▸ Task statement
Tally how many lines hold the string "订单式培养". Your reply should be that number alone.

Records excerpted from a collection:

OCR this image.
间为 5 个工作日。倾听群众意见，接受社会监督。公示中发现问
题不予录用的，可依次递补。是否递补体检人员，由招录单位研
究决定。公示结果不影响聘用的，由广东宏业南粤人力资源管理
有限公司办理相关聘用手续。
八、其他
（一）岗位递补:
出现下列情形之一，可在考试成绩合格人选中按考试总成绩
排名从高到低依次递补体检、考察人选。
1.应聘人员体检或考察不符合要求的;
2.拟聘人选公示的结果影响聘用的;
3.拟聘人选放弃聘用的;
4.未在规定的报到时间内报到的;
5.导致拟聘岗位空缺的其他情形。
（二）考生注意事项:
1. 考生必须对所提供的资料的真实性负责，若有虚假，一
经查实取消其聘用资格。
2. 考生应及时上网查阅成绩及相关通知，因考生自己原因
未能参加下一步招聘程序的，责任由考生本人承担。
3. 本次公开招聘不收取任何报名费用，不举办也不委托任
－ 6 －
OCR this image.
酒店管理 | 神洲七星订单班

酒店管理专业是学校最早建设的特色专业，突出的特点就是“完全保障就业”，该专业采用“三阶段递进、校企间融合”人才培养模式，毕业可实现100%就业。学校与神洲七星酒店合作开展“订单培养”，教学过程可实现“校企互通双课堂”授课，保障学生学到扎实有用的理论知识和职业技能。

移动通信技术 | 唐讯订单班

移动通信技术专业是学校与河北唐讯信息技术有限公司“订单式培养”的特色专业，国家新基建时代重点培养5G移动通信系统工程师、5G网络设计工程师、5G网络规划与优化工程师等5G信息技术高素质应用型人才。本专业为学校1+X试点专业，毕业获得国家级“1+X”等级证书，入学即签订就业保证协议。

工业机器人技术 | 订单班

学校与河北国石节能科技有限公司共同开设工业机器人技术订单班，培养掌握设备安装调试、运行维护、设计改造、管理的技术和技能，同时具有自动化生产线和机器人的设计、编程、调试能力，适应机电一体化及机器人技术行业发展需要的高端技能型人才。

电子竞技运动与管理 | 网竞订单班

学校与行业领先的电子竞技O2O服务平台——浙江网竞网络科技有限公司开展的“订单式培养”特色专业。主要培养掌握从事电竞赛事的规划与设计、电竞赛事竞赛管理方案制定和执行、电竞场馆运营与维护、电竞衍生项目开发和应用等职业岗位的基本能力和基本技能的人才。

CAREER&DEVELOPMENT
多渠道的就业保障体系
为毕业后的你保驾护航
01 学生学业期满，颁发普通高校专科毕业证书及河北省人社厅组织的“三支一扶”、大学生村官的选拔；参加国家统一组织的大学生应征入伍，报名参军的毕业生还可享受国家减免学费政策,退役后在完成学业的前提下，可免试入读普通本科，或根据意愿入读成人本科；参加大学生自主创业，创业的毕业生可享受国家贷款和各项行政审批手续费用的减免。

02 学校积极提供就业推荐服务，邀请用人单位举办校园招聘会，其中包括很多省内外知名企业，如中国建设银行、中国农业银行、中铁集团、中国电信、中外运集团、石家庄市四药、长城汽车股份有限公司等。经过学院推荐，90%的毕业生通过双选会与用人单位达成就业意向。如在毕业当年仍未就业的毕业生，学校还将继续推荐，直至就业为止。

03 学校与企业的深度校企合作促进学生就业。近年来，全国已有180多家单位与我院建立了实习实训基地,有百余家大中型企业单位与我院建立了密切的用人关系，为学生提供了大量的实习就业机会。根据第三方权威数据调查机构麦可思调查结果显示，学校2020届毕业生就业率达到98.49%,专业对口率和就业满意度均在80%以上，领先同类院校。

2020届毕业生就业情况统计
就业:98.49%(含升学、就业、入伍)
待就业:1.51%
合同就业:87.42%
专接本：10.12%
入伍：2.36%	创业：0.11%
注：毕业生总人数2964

▸ Solution to the problem
2